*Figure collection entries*
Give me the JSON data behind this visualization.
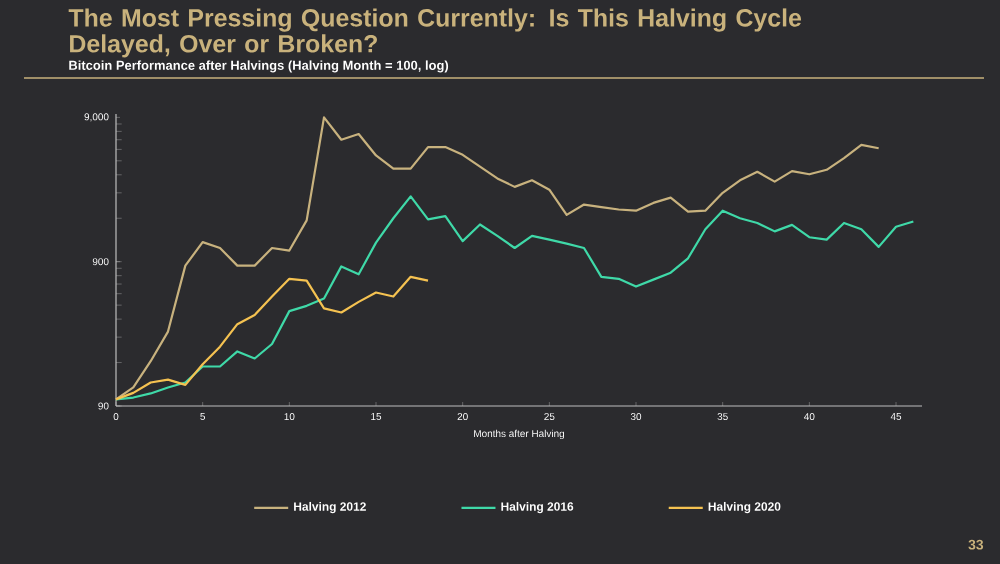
{
  "chart_data": {
    "type": "line",
    "title": "The Most Pressing Question Currently: Is This Halving Cycle Delayed, Over or Broken?",
    "subtitle": "Bitcoin Performance after Halvings (Halving Month = 100, log)",
    "xlabel": "Months after Halving",
    "x": [
      0,
      1,
      2,
      3,
      4,
      5,
      6,
      7,
      8,
      9,
      10,
      11,
      12,
      13,
      14,
      15,
      16,
      17,
      18,
      19,
      20,
      21,
      22,
      23,
      24,
      25,
      26,
      27,
      28,
      29,
      30,
      31,
      32,
      33,
      34,
      35,
      36,
      37,
      38,
      39,
      40,
      41,
      42,
      43,
      44,
      45,
      46
    ],
    "series": [
      {
        "name": "Halving 2012",
        "color": "#c8b27e",
        "values": [
          100,
          121,
          184,
          295,
          845,
          1230,
          1120,
          845,
          845,
          1120,
          1075,
          1740,
          9000,
          6300,
          6900,
          4900,
          3970,
          3970,
          5600,
          5600,
          4950,
          4100,
          3400,
          2970,
          3300,
          2840,
          1900,
          2240,
          2150,
          2070,
          2030,
          2300,
          2500,
          2000,
          2030,
          2700,
          3300,
          3780,
          3230,
          3820,
          3630,
          3900,
          4700,
          5800,
          5500,
          null,
          null
        ]
      },
      {
        "name": "Halving 2016",
        "color": "#3fd9a8",
        "values": [
          100,
          103,
          110,
          121,
          131,
          169,
          169,
          215,
          192,
          242,
          409,
          445,
          500,
          835,
          736,
          1220,
          1800,
          2550,
          1770,
          1860,
          1250,
          1630,
          1360,
          1120,
          1360,
          1280,
          1200,
          1120,
          707,
          685,
          605,
          676,
          755,
          950,
          1510,
          2030,
          1800,
          1670,
          1460,
          1620,
          1330,
          1280,
          1670,
          1510,
          1140,
          1570,
          1710
        ]
      },
      {
        "name": "Halving 2020",
        "color": "#f5c251",
        "values": [
          100,
          111,
          131,
          137,
          126,
          175,
          232,
          332,
          385,
          516,
          685,
          665,
          427,
          400,
          474,
          550,
          516,
          707,
          665,
          null,
          null,
          null,
          null,
          null,
          null,
          null,
          null,
          null,
          null,
          null,
          null,
          null,
          null,
          null,
          null,
          null,
          null,
          null,
          null,
          null,
          null,
          null,
          null,
          null,
          null,
          null,
          null
        ]
      }
    ],
    "xlim": [
      0,
      46.5
    ],
    "ylim": [
      90,
      9500
    ],
    "log": true,
    "xticks": [
      0,
      5,
      10,
      15,
      20,
      25,
      30,
      35,
      40,
      45
    ],
    "yticks": [
      90,
      900,
      {
        "value": 9000,
        "label": "9,000"
      }
    ],
    "legend": "bottom",
    "annotations": [
      "33"
    ]
  }
}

*INSTRUCTION*
Are you able to set down all the lines above exactly, without any pictures?

*CORRECT RESPONSE*
Give me the JSON data behind this visualization.
{
  "chart_data": {
    "type": "line",
    "title": "The Most Pressing Question Currently: Is This Halving Cycle Delayed, Over or Broken?",
    "subtitle": "Bitcoin Performance after Halvings (Halving Month = 100, log)",
    "xlabel": "Months after Halving",
    "x": [
      0,
      1,
      2,
      3,
      4,
      5,
      6,
      7,
      8,
      9,
      10,
      11,
      12,
      13,
      14,
      15,
      16,
      17,
      18,
      19,
      20,
      21,
      22,
      23,
      24,
      25,
      26,
      27,
      28,
      29,
      30,
      31,
      32,
      33,
      34,
      35,
      36,
      37,
      38,
      39,
      40,
      41,
      42,
      43,
      44,
      45,
      46
    ],
    "series": [
      {
        "name": "Halving 2012",
        "color": "#c8b27e",
        "values": [
          100,
          121,
          184,
          295,
          845,
          1230,
          1120,
          845,
          845,
          1120,
          1075,
          1740,
          9000,
          6300,
          6900,
          4900,
          3970,
          3970,
          5600,
          5600,
          4950,
          4100,
          3400,
          2970,
          3300,
          2840,
          1900,
          2240,
          2150,
          2070,
          2030,
          2300,
          2500,
          2000,
          2030,
          2700,
          3300,
          3780,
          3230,
          3820,
          3630,
          3900,
          4700,
          5800,
          5500,
          null,
          null
        ]
      },
      {
        "name": "Halving 2016",
        "color": "#3fd9a8",
        "values": [
          100,
          103,
          110,
          121,
          131,
          169,
          169,
          215,
          192,
          242,
          409,
          445,
          500,
          835,
          736,
          1220,
          1800,
          2550,
          1770,
          1860,
          1250,
          1630,
          1360,
          1120,
          1360,
          1280,
          1200,
          1120,
          707,
          685,
          605,
          676,
          755,
          950,
          1510,
          2030,
          1800,
          1670,
          1460,
          1620,
          1330,
          1280,
          1670,
          1510,
          1140,
          1570,
          1710
        ]
      },
      {
        "name": "Halving 2020",
        "color": "#f5c251",
        "values": [
          100,
          111,
          131,
          137,
          126,
          175,
          232,
          332,
          385,
          516,
          685,
          665,
          427,
          400,
          474,
          550,
          516,
          707,
          665,
          null,
          null,
          null,
          null,
          null,
          null,
          null,
          null,
          null,
          null,
          null,
          null,
          null,
          null,
          null,
          null,
          null,
          null,
          null,
          null,
          null,
          null,
          null,
          null,
          null,
          null,
          null,
          null
        ]
      }
    ],
    "xlim": [
      0,
      46.5
    ],
    "ylim": [
      90,
      9500
    ],
    "log": true,
    "xticks": [
      0,
      5,
      10,
      15,
      20,
      25,
      30,
      35,
      40,
      45
    ],
    "yticks": [
      90,
      900,
      {
        "value": 9000,
        "label": "9,000"
      }
    ],
    "legend": "bottom",
    "annotations": [
      "33"
    ]
  }
}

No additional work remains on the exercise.